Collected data
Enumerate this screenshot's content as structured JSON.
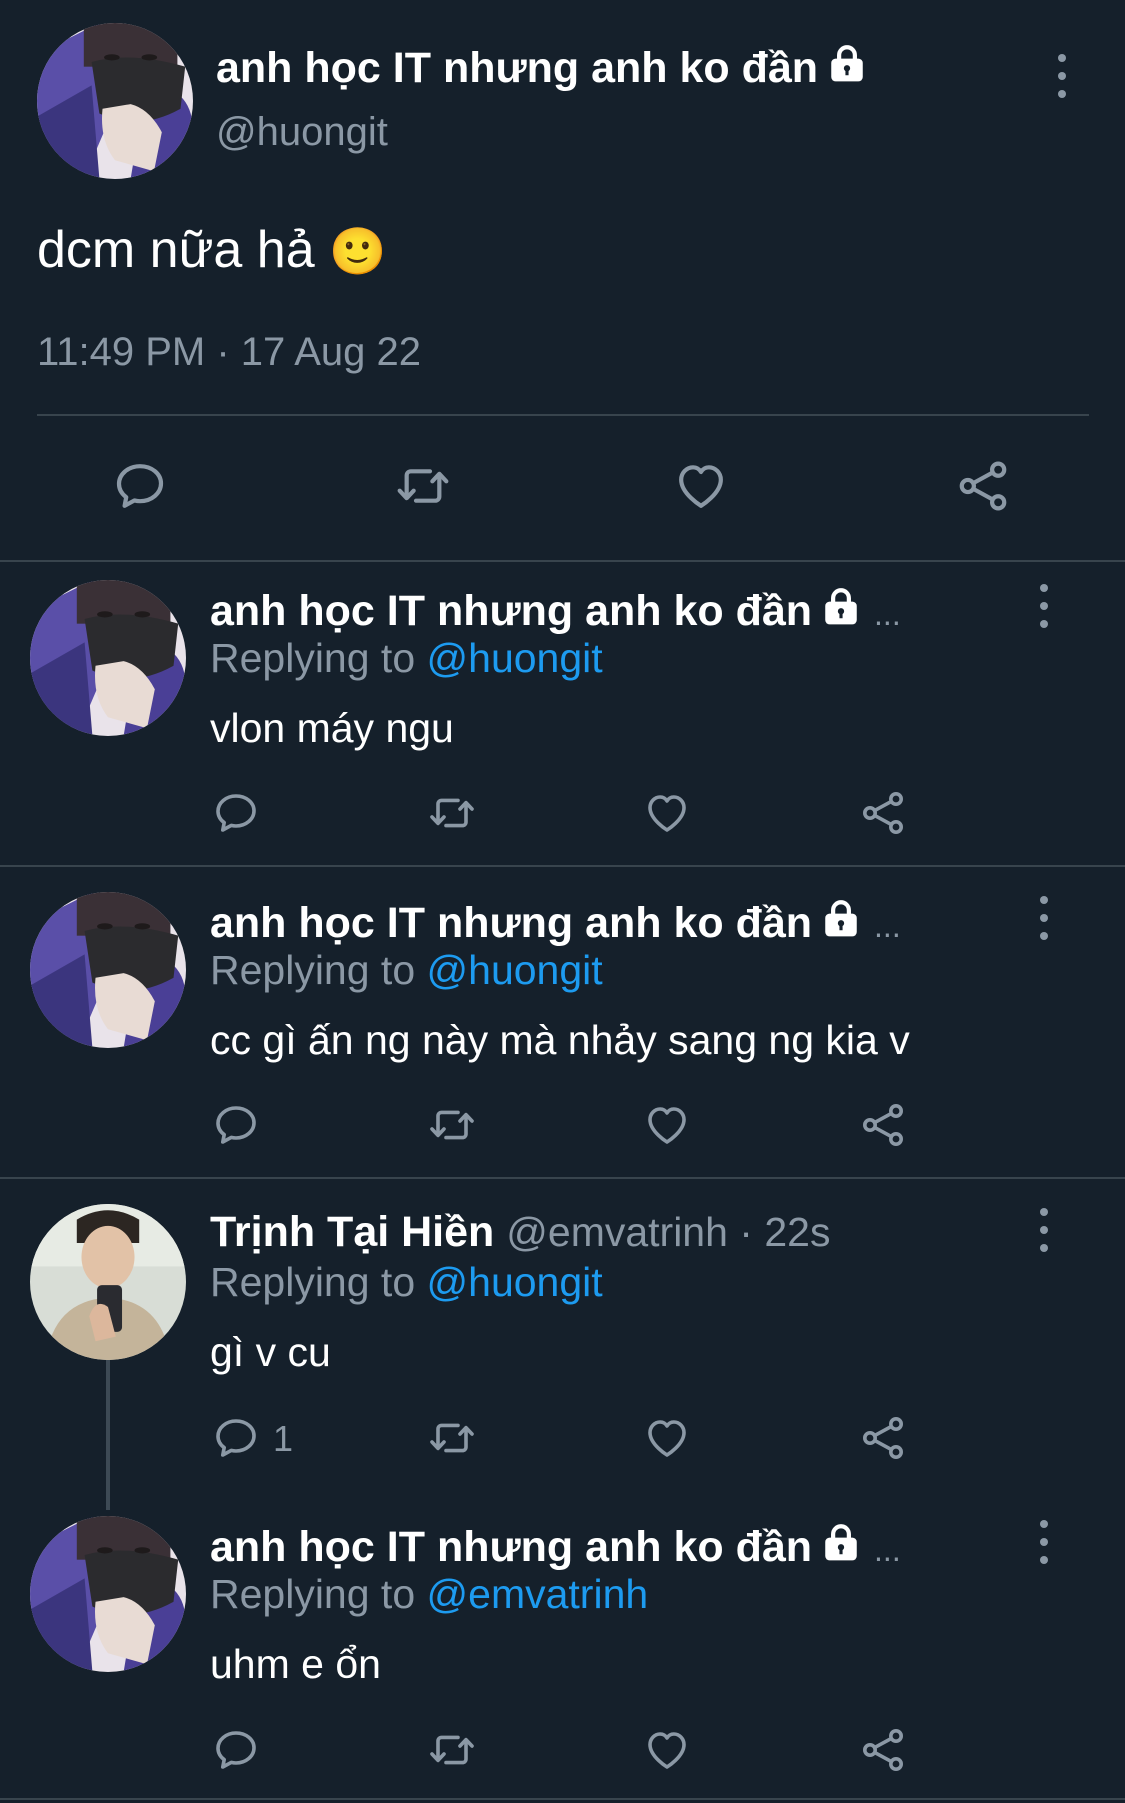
{
  "main_tweet": {
    "display_name": "anh học IT nhưng anh ko đần",
    "handle": "@huongit",
    "text": "dcm nữa hả",
    "emoji": "🙂",
    "timestamp": "11:49 PM · 17 Aug 22"
  },
  "replies": [
    {
      "display_name": "anh học IT nhưng anh ko đần",
      "ellipsis": "...",
      "replying_prefix": "Replying to",
      "replying_to": "@huongit",
      "text": "vlon máy ngu"
    },
    {
      "display_name": "anh học IT nhưng anh ko đần",
      "ellipsis": "...",
      "replying_prefix": "Replying to",
      "replying_to": "@huongit",
      "text": "cc gì ấn ng này mà nhảy sang ng kia v"
    },
    {
      "display_name": "Trịnh Tại Hiền",
      "handle_time": "@emvatrinh · 22s",
      "replying_prefix": "Replying to",
      "replying_to": "@huongit",
      "text": "gì v cu",
      "reply_count": "1"
    },
    {
      "display_name": "anh học IT nhưng anh ko đần",
      "ellipsis": "...",
      "replying_prefix": "Replying to",
      "replying_to": "@emvatrinh",
      "text": "uhm e ổn"
    }
  ],
  "icons": {
    "reply": "reply-icon",
    "retweet": "retweet-icon",
    "like": "heart-icon",
    "share": "share-icon",
    "more": "kebab-icon",
    "protected": "lock-icon"
  },
  "colors": {
    "background": "#15202b",
    "text": "#ffffff",
    "secondary": "#8b98a5",
    "link": "#1d9bf0",
    "divider": "#38444d"
  }
}
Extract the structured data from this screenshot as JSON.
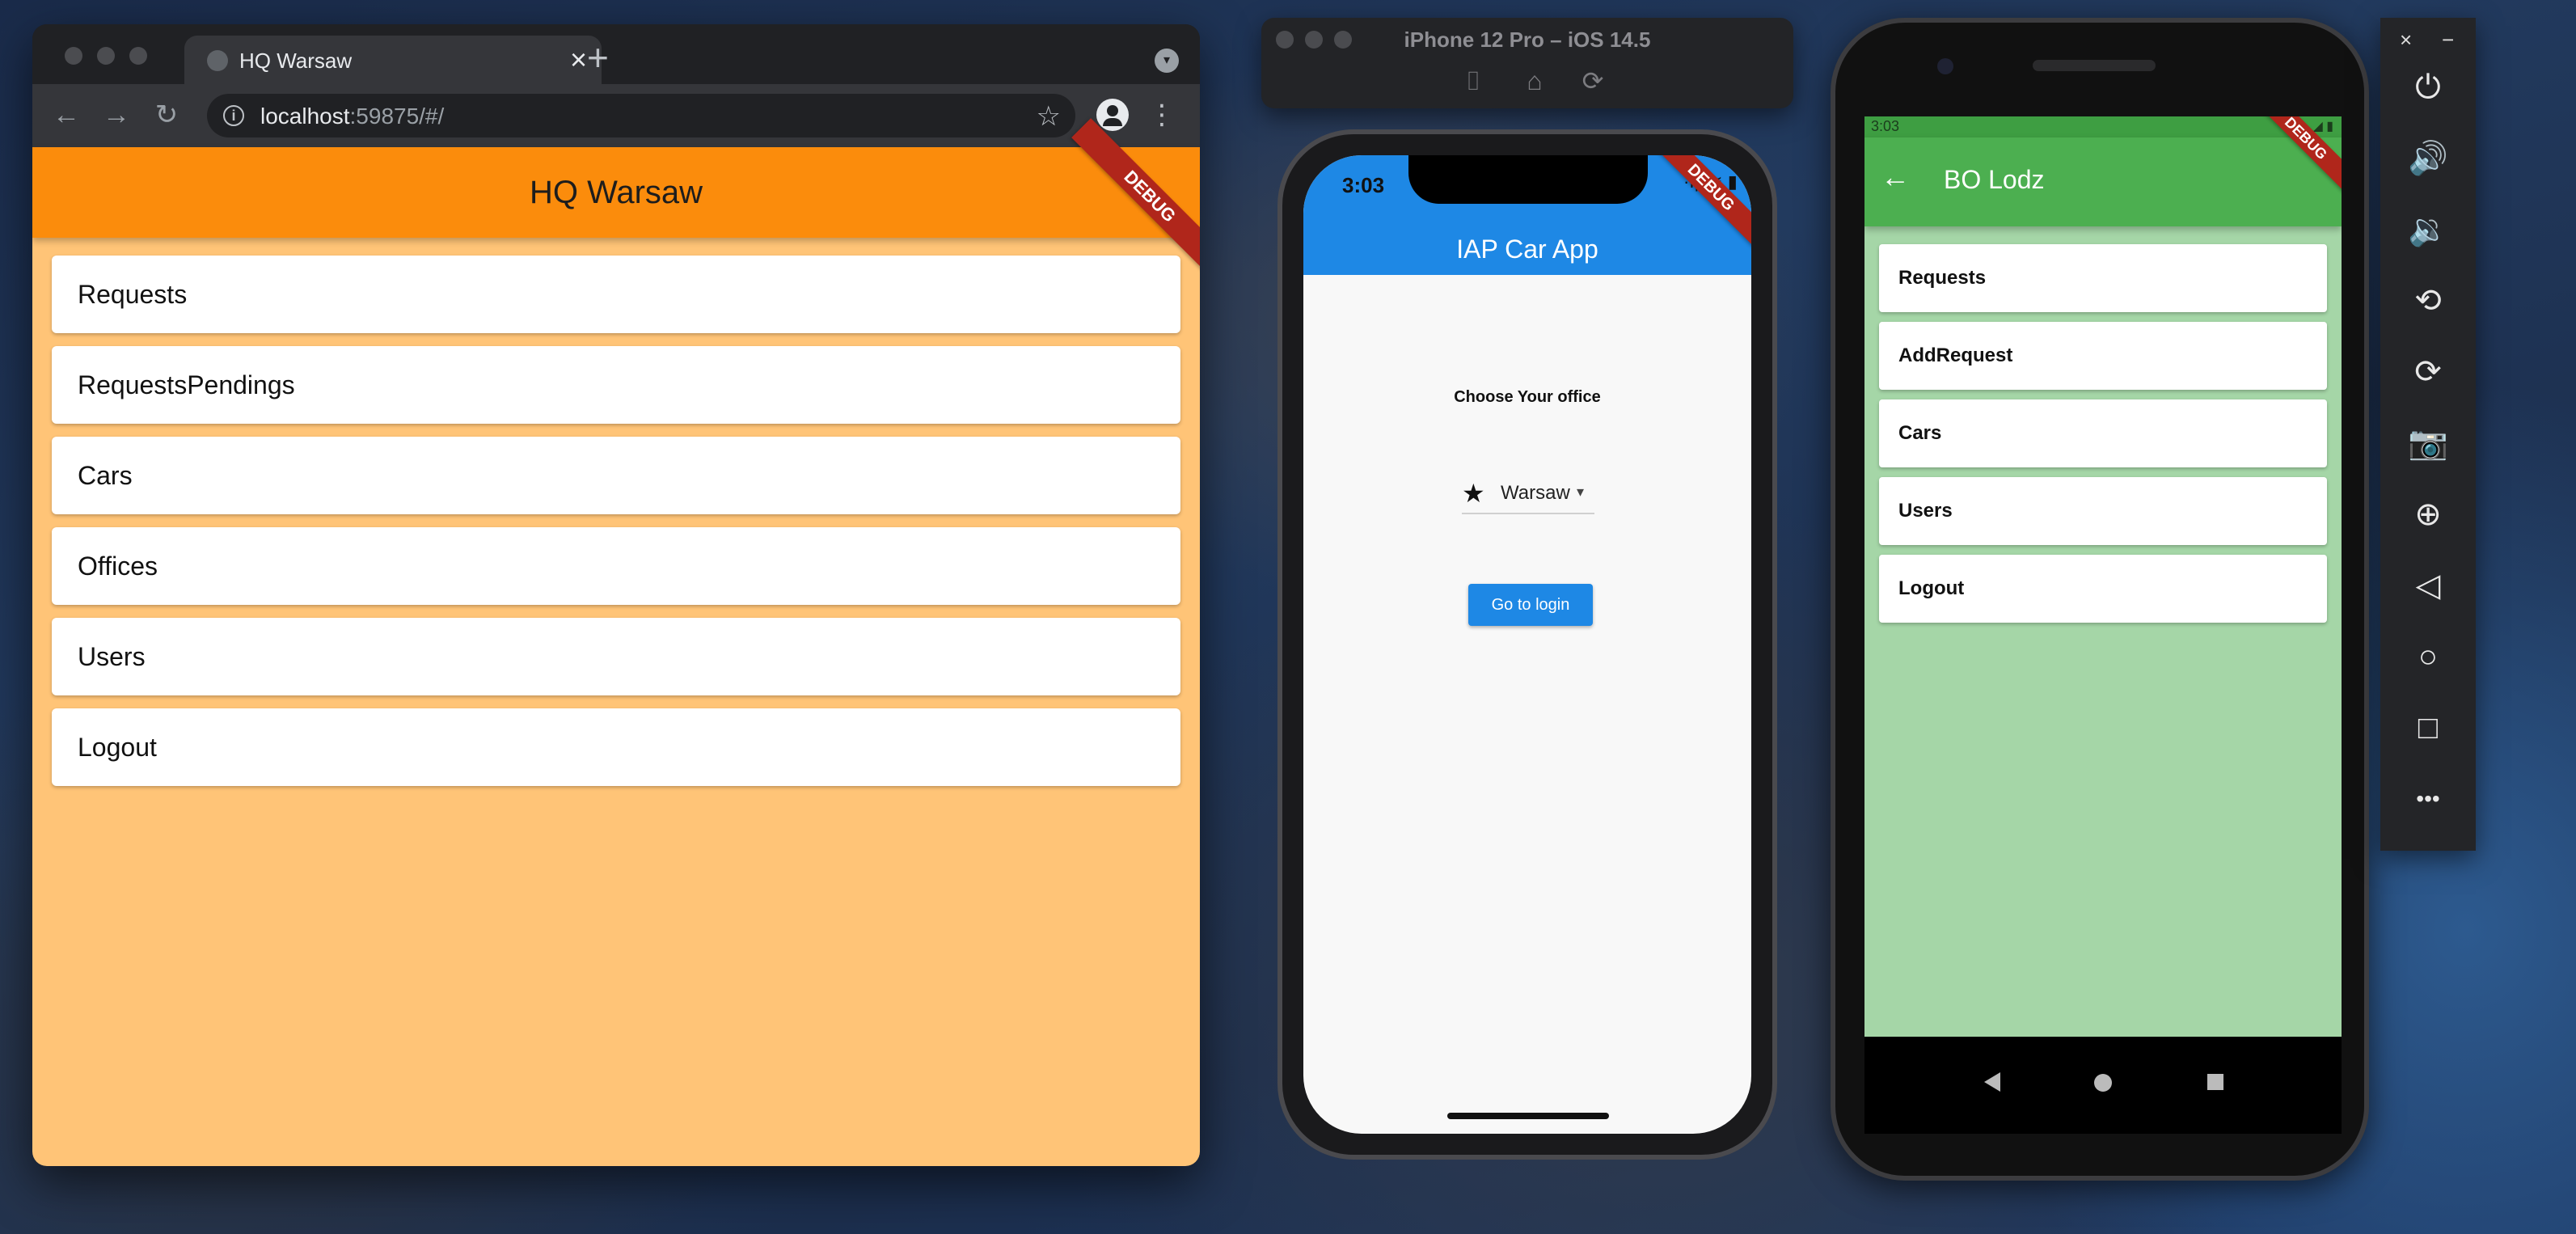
{
  "browser": {
    "tab_title": "HQ Warsaw",
    "tab_close": "×",
    "new_tab": "+",
    "url_host": "localhost",
    "url_rest": ":59875/#/",
    "back": "←",
    "forward": "→",
    "reload": "↻",
    "info": "i",
    "star": "☆",
    "menu": "⋮",
    "tab_menu": "▾"
  },
  "web_app": {
    "title": "HQ Warsaw",
    "debug_banner": "DEBUG",
    "accent": "#fb8c0c",
    "background": "#ffc477",
    "items": [
      {
        "label": "Requests"
      },
      {
        "label": "RequestsPendings"
      },
      {
        "label": "Cars"
      },
      {
        "label": "Offices"
      },
      {
        "label": "Users"
      },
      {
        "label": "Logout"
      }
    ]
  },
  "ios_simulator": {
    "window_title": "iPhone 12 Pro – iOS 14.5",
    "toolbar_icons": [
      "screenshot-icon",
      "home-icon",
      "rotate-icon"
    ],
    "status_time": "3:03",
    "status_icons": "·ı|l ≋ ▮",
    "app_title": "IAP Car App",
    "debug_banner": "DEBUG",
    "accent": "#1e88e5",
    "choose_label": "Choose Your office",
    "dropdown_icon": "★",
    "dropdown_value": "Warsaw",
    "dropdown_caret": "▾",
    "login_button": "Go to login"
  },
  "android_emulator": {
    "status_time": "3:03",
    "status_icons": "◢ ▮",
    "back_arrow": "←",
    "app_title": "BO Lodz",
    "debug_banner": "DEBUG",
    "accent": "#4caf50",
    "background": "#a5d6a7",
    "items": [
      {
        "label": "Requests"
      },
      {
        "label": "AddRequest"
      },
      {
        "label": "Cars"
      },
      {
        "label": "Users"
      },
      {
        "label": "Logout"
      }
    ]
  },
  "emulator_panel": {
    "close": "×",
    "minimize": "−",
    "buttons": [
      {
        "icon": "power-icon",
        "glyph": "⏻"
      },
      {
        "icon": "volume-up-icon",
        "glyph": "🔊"
      },
      {
        "icon": "volume-down-icon",
        "glyph": "🔉"
      },
      {
        "icon": "rotate-left-icon",
        "glyph": "⟲"
      },
      {
        "icon": "rotate-right-icon",
        "glyph": "⟳"
      },
      {
        "icon": "camera-icon",
        "glyph": "📷"
      },
      {
        "icon": "zoom-icon",
        "glyph": "⊕"
      },
      {
        "icon": "back-icon",
        "glyph": "◁"
      },
      {
        "icon": "home-icon",
        "glyph": "○"
      },
      {
        "icon": "overview-icon",
        "glyph": "□"
      },
      {
        "icon": "more-icon",
        "glyph": "•••"
      }
    ]
  }
}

- What this task involves -
Omit the pictures and output all of the other material exactly.

- Output for this exercise -
Enumerate this screenshot's content as structured JSON.
{
  "main_tweet": {
    "display_name": "anh học IT nhưng anh ko đần",
    "handle": "@huongit",
    "text": "dcm nữa hả",
    "emoji": "🙂",
    "timestamp": "11:49 PM · 17 Aug 22"
  },
  "replies": [
    {
      "display_name": "anh học IT nhưng anh ko đần",
      "ellipsis": "...",
      "replying_prefix": "Replying to",
      "replying_to": "@huongit",
      "text": "vlon máy ngu"
    },
    {
      "display_name": "anh học IT nhưng anh ko đần",
      "ellipsis": "...",
      "replying_prefix": "Replying to",
      "replying_to": "@huongit",
      "text": "cc gì ấn ng này mà nhảy sang ng kia v"
    },
    {
      "display_name": "Trịnh Tại Hiền",
      "handle_time": "@emvatrinh · 22s",
      "replying_prefix": "Replying to",
      "replying_to": "@huongit",
      "text": "gì v cu",
      "reply_count": "1"
    },
    {
      "display_name": "anh học IT nhưng anh ko đần",
      "ellipsis": "...",
      "replying_prefix": "Replying to",
      "replying_to": "@emvatrinh",
      "text": "uhm e ổn"
    }
  ],
  "icons": {
    "reply": "reply-icon",
    "retweet": "retweet-icon",
    "like": "heart-icon",
    "share": "share-icon",
    "more": "kebab-icon",
    "protected": "lock-icon"
  },
  "colors": {
    "background": "#15202b",
    "text": "#ffffff",
    "secondary": "#8b98a5",
    "link": "#1d9bf0",
    "divider": "#38444d"
  }
}
Extract the structured data from this screenshot as JSON.
{
  "browser": {
    "tab_title": "HQ Warsaw",
    "tab_close": "×",
    "new_tab": "+",
    "url_host": "localhost",
    "url_rest": ":59875/#/",
    "back": "←",
    "forward": "→",
    "reload": "↻",
    "info": "i",
    "star": "☆",
    "menu": "⋮",
    "tab_menu": "▾"
  },
  "web_app": {
    "title": "HQ Warsaw",
    "debug_banner": "DEBUG",
    "accent": "#fb8c0c",
    "background": "#ffc477",
    "items": [
      {
        "label": "Requests"
      },
      {
        "label": "RequestsPendings"
      },
      {
        "label": "Cars"
      },
      {
        "label": "Offices"
      },
      {
        "label": "Users"
      },
      {
        "label": "Logout"
      }
    ]
  },
  "ios_simulator": {
    "window_title": "iPhone 12 Pro – iOS 14.5",
    "toolbar_icons": [
      "screenshot-icon",
      "home-icon",
      "rotate-icon"
    ],
    "status_time": "3:03",
    "status_icons": "·ı|l ≋ ▮",
    "app_title": "IAP Car App",
    "debug_banner": "DEBUG",
    "accent": "#1e88e5",
    "choose_label": "Choose Your office",
    "dropdown_icon": "★",
    "dropdown_value": "Warsaw",
    "dropdown_caret": "▾",
    "login_button": "Go to login"
  },
  "android_emulator": {
    "status_time": "3:03",
    "status_icons": "◢ ▮",
    "back_arrow": "←",
    "app_title": "BO Lodz",
    "debug_banner": "DEBUG",
    "accent": "#4caf50",
    "background": "#a5d6a7",
    "items": [
      {
        "label": "Requests"
      },
      {
        "label": "AddRequest"
      },
      {
        "label": "Cars"
      },
      {
        "label": "Users"
      },
      {
        "label": "Logout"
      }
    ]
  },
  "emulator_panel": {
    "close": "×",
    "minimize": "−",
    "buttons": [
      {
        "icon": "power-icon",
        "glyph": "⏻"
      },
      {
        "icon": "volume-up-icon",
        "glyph": "🔊"
      },
      {
        "icon": "volume-down-icon",
        "glyph": "🔉"
      },
      {
        "icon": "rotate-left-icon",
        "glyph": "⟲"
      },
      {
        "icon": "rotate-right-icon",
        "glyph": "⟳"
      },
      {
        "icon": "camera-icon",
        "glyph": "📷"
      },
      {
        "icon": "zoom-icon",
        "glyph": "⊕"
      },
      {
        "icon": "back-icon",
        "glyph": "◁"
      },
      {
        "icon": "home-icon",
        "glyph": "○"
      },
      {
        "icon": "overview-icon",
        "glyph": "□"
      },
      {
        "icon": "more-icon",
        "glyph": "•••"
      }
    ]
  }
}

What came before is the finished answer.